**What is required**
Only a number is wanted: how many lines of the entries include the string "pool"?

___ Extracted data

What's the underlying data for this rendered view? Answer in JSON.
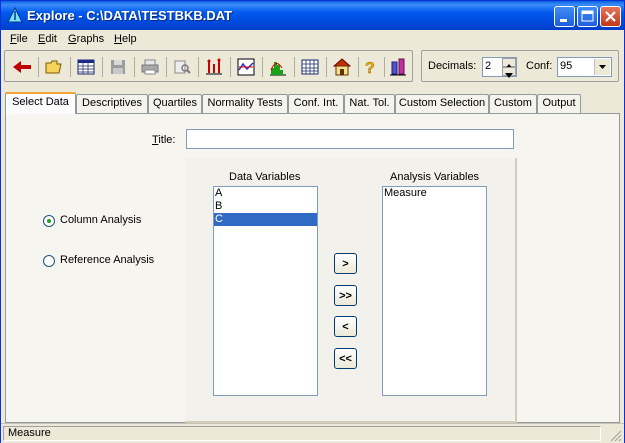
{
  "window": {
    "title": "Explore - C:\\DATA\\TESTBKB.DAT"
  },
  "menu": [
    {
      "label": "File",
      "key": "F",
      "rest": "ile"
    },
    {
      "label": "Edit",
      "key": "E",
      "rest": "dit"
    },
    {
      "label": "Graphs",
      "key": "G",
      "rest": "raphs"
    },
    {
      "label": "Help",
      "key": "H",
      "rest": "elp"
    }
  ],
  "toolbar": {
    "icons": [
      "back-arrow-icon",
      "open-folder-icon",
      "spreadsheet-icon",
      "save-disk-icon",
      "print-icon",
      "print-preview-icon",
      "dot-plot-icon",
      "line-graph-icon",
      "histogram-icon",
      "table-grid-icon",
      "home-icon",
      "help-question-icon",
      "boxplot-icon"
    ]
  },
  "options": {
    "decimals_label": "Decimals:",
    "decimals_value": "2",
    "conf_label": "Conf:",
    "conf_value": "95"
  },
  "tabs": [
    "Select Data",
    "Descriptives",
    "Quartiles",
    "Normality Tests",
    "Conf. Int.",
    "Nat. Tol.",
    "Custom Selection",
    "Custom",
    "Output"
  ],
  "form": {
    "title_label": "Title:",
    "title_value": "",
    "analysis_type": [
      {
        "label": "Column Analysis",
        "checked": true
      },
      {
        "label": "Reference Analysis",
        "checked": false
      }
    ],
    "data_variables_label": "Data Variables",
    "data_variables": [
      "A",
      "B",
      "C"
    ],
    "data_variables_selected": "C",
    "analysis_variables_label": "Analysis Variables",
    "analysis_variables": [
      "Measure"
    ],
    "buttons": [
      ">",
      ">>",
      "<",
      "<<"
    ]
  },
  "status": {
    "text": "Measure"
  },
  "colors": {
    "title_bar": "#0054e3",
    "selection": "#316ac5",
    "active_tab_accent": "#f1a23b"
  }
}
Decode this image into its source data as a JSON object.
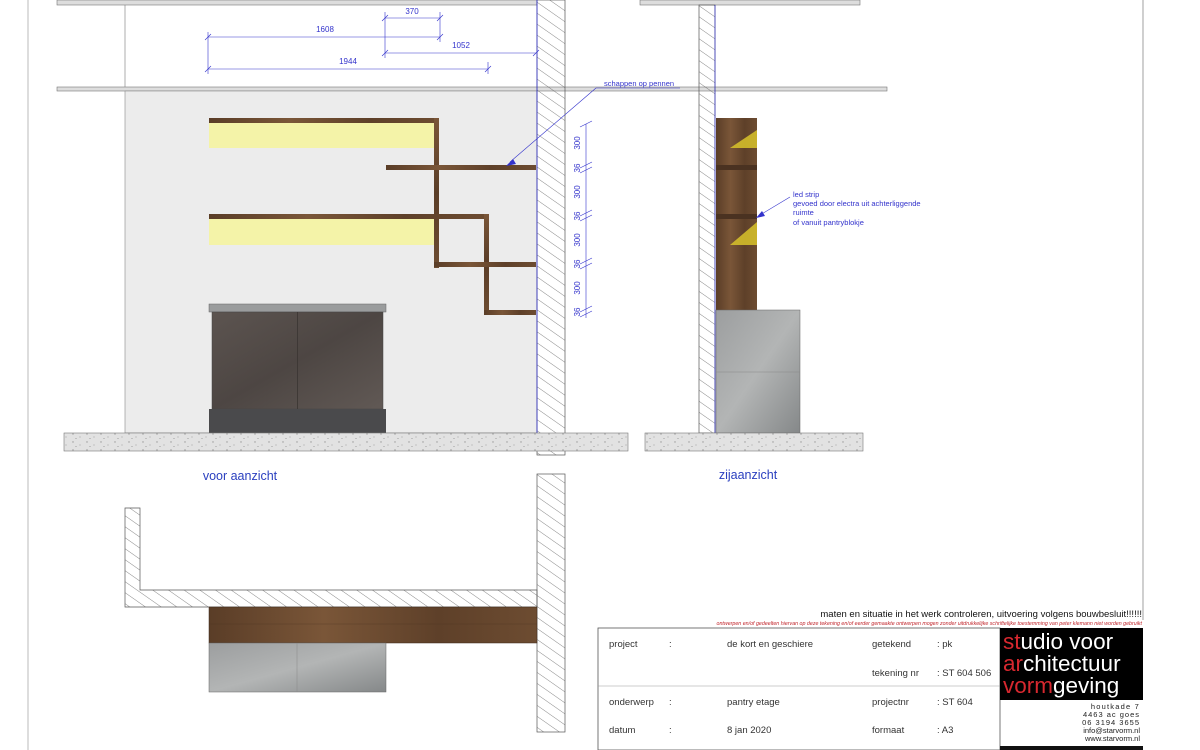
{
  "dimensions": {
    "top": [
      "370",
      "1608",
      "1052",
      "1944"
    ],
    "vertical": [
      "300",
      "36",
      "300",
      "36",
      "300",
      "36",
      "300",
      "36"
    ]
  },
  "annotations": {
    "shelves": "schappen op pennen",
    "led_lines": [
      "led strip",
      "gevoed door electra uit achterliggende",
      "ruimte",
      "of vanuit pantryblokje"
    ]
  },
  "views": {
    "front": "voor aanzicht",
    "side": "zijaanzicht"
  },
  "notice": {
    "warning": "maten en situatie in het werk controleren, uitvoering volgens bouwbesluit!!!!!!",
    "copyright": "ontwerpen en/of gedeelten hiervan op deze tekening en/of eerder gemaakte ontwerpen mogen zonder uitdrukkelijke schriftelijke toestemming van peter klemann niet worden gebruikt"
  },
  "title_block": {
    "rows": [
      {
        "label": "project",
        "colon": ":",
        "value": "de kort en geschiere",
        "label2": "getekend",
        "value2": ": pk"
      },
      {
        "label": "",
        "colon": "",
        "value": "",
        "label2": "tekening nr",
        "value2": ": ST 604 506"
      },
      {
        "label": "onderwerp",
        "colon": ":",
        "value": "pantry etage",
        "label2": "projectnr",
        "value2": ": ST 604"
      },
      {
        "label": "datum",
        "colon": ":",
        "value": "8 jan 2020",
        "label2": "formaat",
        "value2": ": A3"
      }
    ]
  },
  "logo": {
    "lines": [
      {
        "accent": "st",
        "rest": "udio voor"
      },
      {
        "accent": "ar",
        "rest": "chitectuur"
      },
      {
        "accent": "vorm",
        "rest": "geving"
      }
    ],
    "address": [
      "houtkade 7",
      "4463 ac goes",
      "06 3194 3655",
      "info@starvorm.nl",
      "www.starvorm.nl"
    ]
  },
  "colors": {
    "accent_red": "#d7282f",
    "dimension_blue": "#3333cc",
    "wood": "#6b4a30",
    "led_yellow": "#f4f3a8",
    "concrete": "#8d8f90"
  }
}
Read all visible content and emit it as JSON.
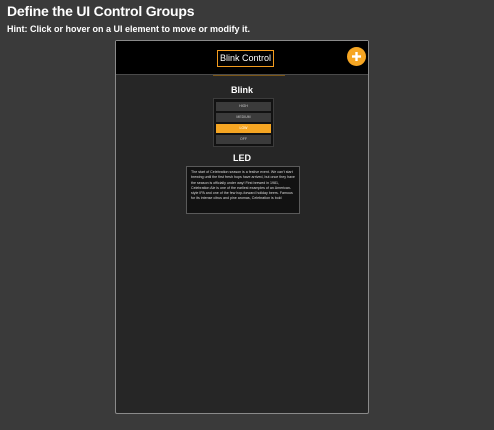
{
  "header": {
    "title": "Define the UI Control Groups",
    "hint": "Hint: Click or hover on a UI element to move or modify it."
  },
  "device": {
    "title": "Blink Control",
    "add_icon": "plus-circle-icon",
    "accent_color": "#f6a623"
  },
  "blink": {
    "label": "Blink",
    "options": [
      "HIGH",
      "MEDIUM",
      "LOW",
      "OFF"
    ],
    "selected": "LOW"
  },
  "led": {
    "label": "LED",
    "text": "The start of Celebration season is a festive event. We can't start brewing until the first fresh hops have arrived, but once they have the season is officially under way! First brewed in 1981, Celebration Ale is one of the earliest examples of an American-style IPA and one of the few hop-forward holiday beers. Famous for its intense citrus and pine aromas, Celebration is bold"
  }
}
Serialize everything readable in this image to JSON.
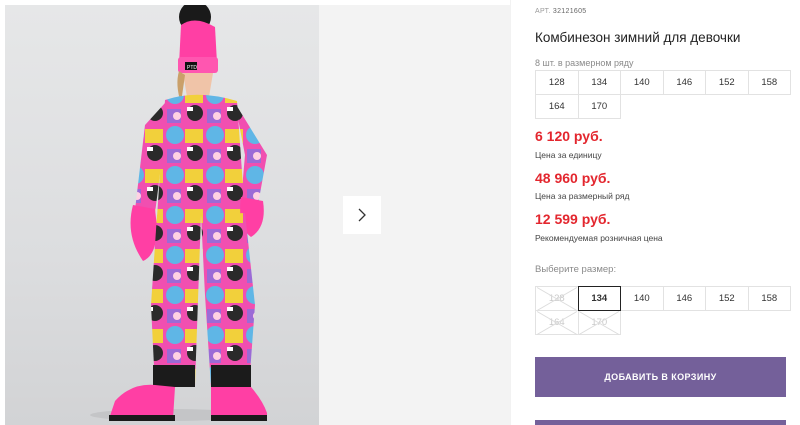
{
  "product": {
    "art_prefix": "АРТ.",
    "art_number": "32121605",
    "title": "Комбинезон зимний для девочки"
  },
  "pack": {
    "label": "8 шт. в размерном ряду",
    "sizes": [
      "128",
      "134",
      "140",
      "146",
      "152",
      "158",
      "164",
      "170"
    ]
  },
  "prices": [
    {
      "value": "6 120 руб.",
      "caption": "Цена за единицу"
    },
    {
      "value": "48 960 руб.",
      "caption": "Цена за размерный ряд"
    },
    {
      "value": "12 599 руб.",
      "caption": "Рекомендуемая розничная цена"
    }
  ],
  "size_select": {
    "label": "Выберите размер:",
    "options": [
      {
        "label": "128",
        "state": "disabled"
      },
      {
        "label": "134",
        "state": "selected"
      },
      {
        "label": "140",
        "state": "available"
      },
      {
        "label": "146",
        "state": "available"
      },
      {
        "label": "152",
        "state": "available"
      },
      {
        "label": "158",
        "state": "available"
      },
      {
        "label": "164",
        "state": "disabled"
      },
      {
        "label": "170",
        "state": "disabled"
      }
    ]
  },
  "cart": {
    "add_label": "ДОБАВИТЬ В КОРЗИНУ"
  },
  "gallery": {
    "next_icon": "chevron-right-icon",
    "hat_logo": "PTD"
  },
  "colors": {
    "accent": "#74609a",
    "price": "#e3262e",
    "hat": "#ff3fa4",
    "suit_pink": "#f14fb0",
    "suit_yellow": "#f2d03b",
    "suit_blue": "#5fb6e6"
  }
}
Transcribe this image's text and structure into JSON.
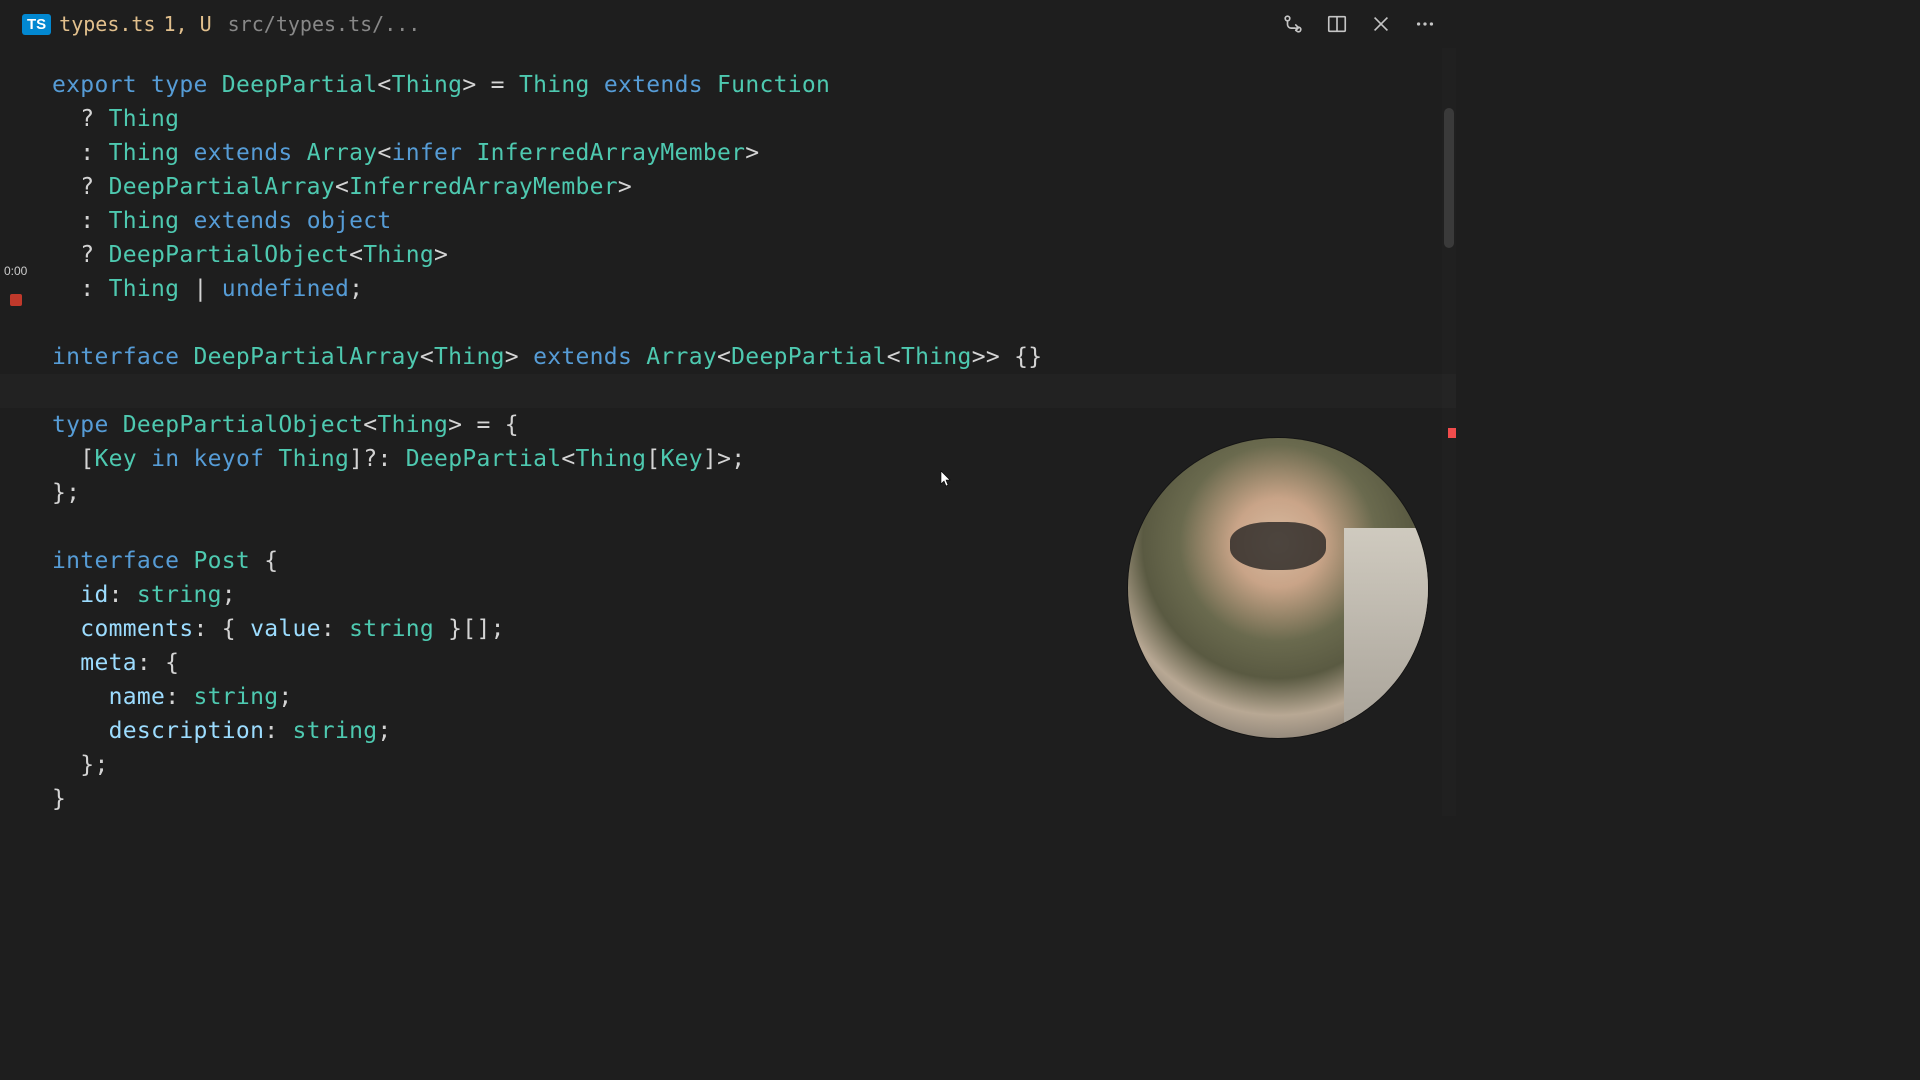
{
  "tab": {
    "lang_badge": "TS",
    "filename": "types.ts",
    "status": "1, U",
    "breadcrumb": "src/types.ts/..."
  },
  "overlay": {
    "timestamp": "0:00"
  },
  "code": {
    "l1": {
      "kw1": "export",
      "kw2": "type",
      "name": "DeepPartial",
      "lt": "<",
      "p1": "Thing",
      "gt": ">",
      "eq": " = ",
      "p2": "Thing",
      "ext": "extends",
      "fn": "Function"
    },
    "l2": {
      "q": "  ? ",
      "t": "Thing"
    },
    "l3": {
      "c": "  : ",
      "t": "Thing",
      "ext": "extends",
      "arr": "Array",
      "lt": "<",
      "inf": "infer",
      "mem": "InferredArrayMember",
      "gt": ">"
    },
    "l4": {
      "q": "  ? ",
      "dpa": "DeepPartialArray",
      "lt": "<",
      "mem": "InferredArrayMember",
      "gt": ">"
    },
    "l5": {
      "c": "  : ",
      "t": "Thing",
      "ext": "extends",
      "obj": "object"
    },
    "l6": {
      "q": "  ? ",
      "dpo": "DeepPartialObject",
      "lt": "<",
      "t": "Thing",
      "gt": ">"
    },
    "l7": {
      "c": "  : ",
      "t": "Thing",
      "pipe": " | ",
      "und": "undefined",
      "semi": ";"
    },
    "l9": {
      "iface": "interface",
      "name": "DeepPartialArray",
      "lt": "<",
      "p": "Thing",
      "gt": ">",
      "ext": "extends",
      "arr": "Array",
      "lt2": "<",
      "dp": "DeepPartial",
      "lt3": "<",
      "p2": "Thing",
      "gt3": ">>",
      "br": " {}"
    },
    "l11": {
      "kw": "type",
      "name": "DeepPartialObject",
      "lt": "<",
      "p": "Thing",
      "gt": ">",
      "eq": " = {"
    },
    "l12": {
      "open": "  [",
      "key": "Key",
      "in": "in",
      "keyof": "keyof",
      "t": "Thing",
      "close": "]?: ",
      "dp": "DeepPartial",
      "lt": "<",
      "t2": "Thing",
      "br": "[",
      "k2": "Key",
      "br2": "]",
      "gt": ">;"
    },
    "l13": {
      "txt": "};"
    },
    "l15": {
      "iface": "interface",
      "name": "Post",
      "br": " {"
    },
    "l16": {
      "prop": "id",
      "col": ": ",
      "type": "string",
      "semi": ";"
    },
    "l17": {
      "prop": "comments",
      "col": ": { ",
      "vprop": "value",
      "col2": ": ",
      "type": "string",
      "end": " }[];"
    },
    "l18": {
      "prop": "meta",
      "col": ": {"
    },
    "l19": {
      "prop": "name",
      "col": ": ",
      "type": "string",
      "semi": ";"
    },
    "l20": {
      "prop": "description",
      "col": ": ",
      "type": "string",
      "semi": ";"
    },
    "l21": {
      "txt": "  };"
    },
    "l22": {
      "txt": "}"
    }
  }
}
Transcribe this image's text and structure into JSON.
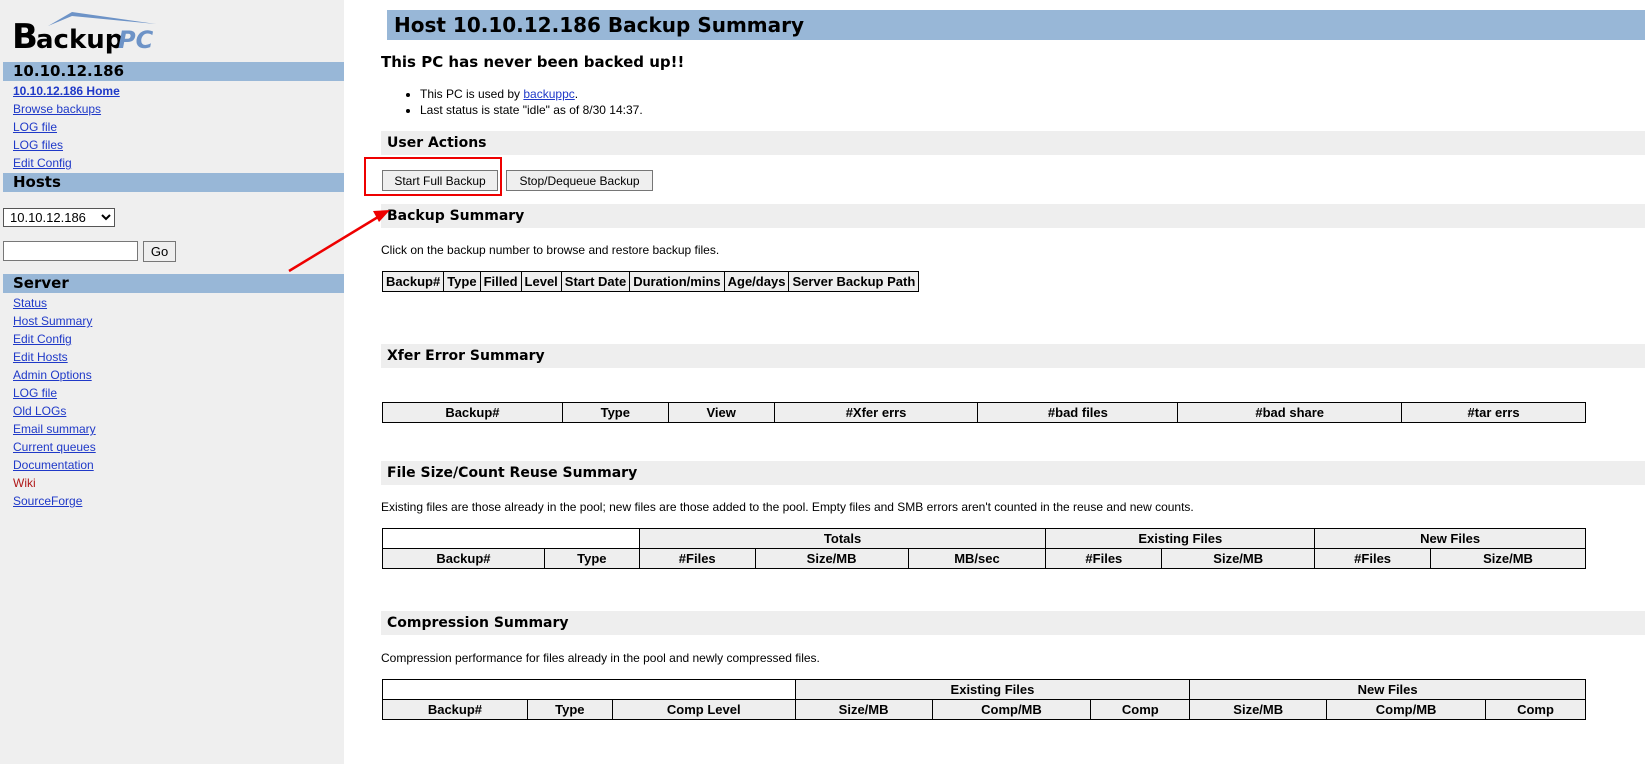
{
  "sidebar": {
    "logo": {
      "text_main": "ackup",
      "text_accent": "PC",
      "letter": "B"
    },
    "host_section": {
      "title": "10.10.12.186",
      "links": [
        "10.10.12.186 Home",
        "Browse backups",
        "LOG file",
        "LOG files",
        "Edit Config"
      ]
    },
    "hosts_section": {
      "title": "Hosts",
      "selected_host": "10.10.12.186",
      "go_label": "Go"
    },
    "server_section": {
      "title": "Server",
      "links": [
        "Status",
        "Host Summary",
        "Edit Config",
        "Edit Hosts",
        "Admin Options",
        "LOG file",
        "Old LOGs",
        "Email summary",
        "Current queues",
        "Documentation",
        "Wiki",
        "SourceForge"
      ]
    }
  },
  "main": {
    "title": "Host 10.10.12.186 Backup Summary",
    "status_heading": "This PC has never been backed up!!",
    "info": {
      "used_by_prefix": "This PC is used by ",
      "used_by_link": "backuppc",
      "used_by_suffix": ".",
      "last_status": "Last status is state \"idle\" as of 8/30 14:37."
    },
    "user_actions": {
      "title": "User Actions",
      "start_full": "Start Full Backup",
      "stop_dequeue": "Stop/Dequeue Backup"
    },
    "backup_summary": {
      "title": "Backup Summary",
      "description": "Click on the backup number to browse and restore backup files.",
      "columns": [
        "Backup#",
        "Type",
        "Filled",
        "Level",
        "Start Date",
        "Duration/mins",
        "Age/days",
        "Server Backup Path"
      ]
    },
    "xfer_summary": {
      "title": "Xfer Error Summary",
      "columns": [
        "Backup#",
        "Type",
        "View",
        "#Xfer errs",
        "#bad files",
        "#bad share",
        "#tar errs"
      ]
    },
    "filesize_summary": {
      "title": "File Size/Count Reuse Summary",
      "description": "Existing files are those already in the pool; new files are those added to the pool. Empty files and SMB errors aren't counted in the reuse and new counts.",
      "groups": [
        "Totals",
        "Existing Files",
        "New Files"
      ],
      "columns": [
        "Backup#",
        "Type",
        "#Files",
        "Size/MB",
        "MB/sec",
        "#Files",
        "Size/MB",
        "#Files",
        "Size/MB"
      ]
    },
    "compression_summary": {
      "title": "Compression Summary",
      "description": "Compression performance for files already in the pool and newly compressed files.",
      "groups": [
        "Existing Files",
        "New Files"
      ],
      "columns": [
        "Backup#",
        "Type",
        "Comp Level",
        "Size/MB",
        "Comp/MB",
        "Comp",
        "Size/MB",
        "Comp/MB",
        "Comp"
      ]
    }
  },
  "colors": {
    "header_blue": "#98b7d7",
    "sidebar_bg": "#efefef",
    "link": "#1f39c8",
    "annotation_red": "#ee0000"
  }
}
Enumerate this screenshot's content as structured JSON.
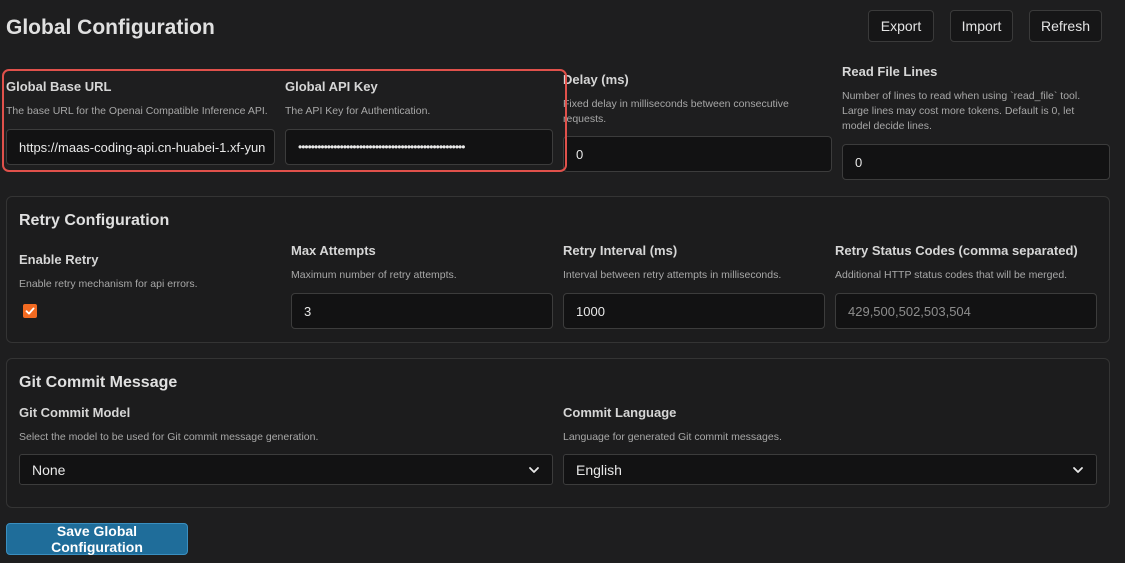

______

**Response to this task**
2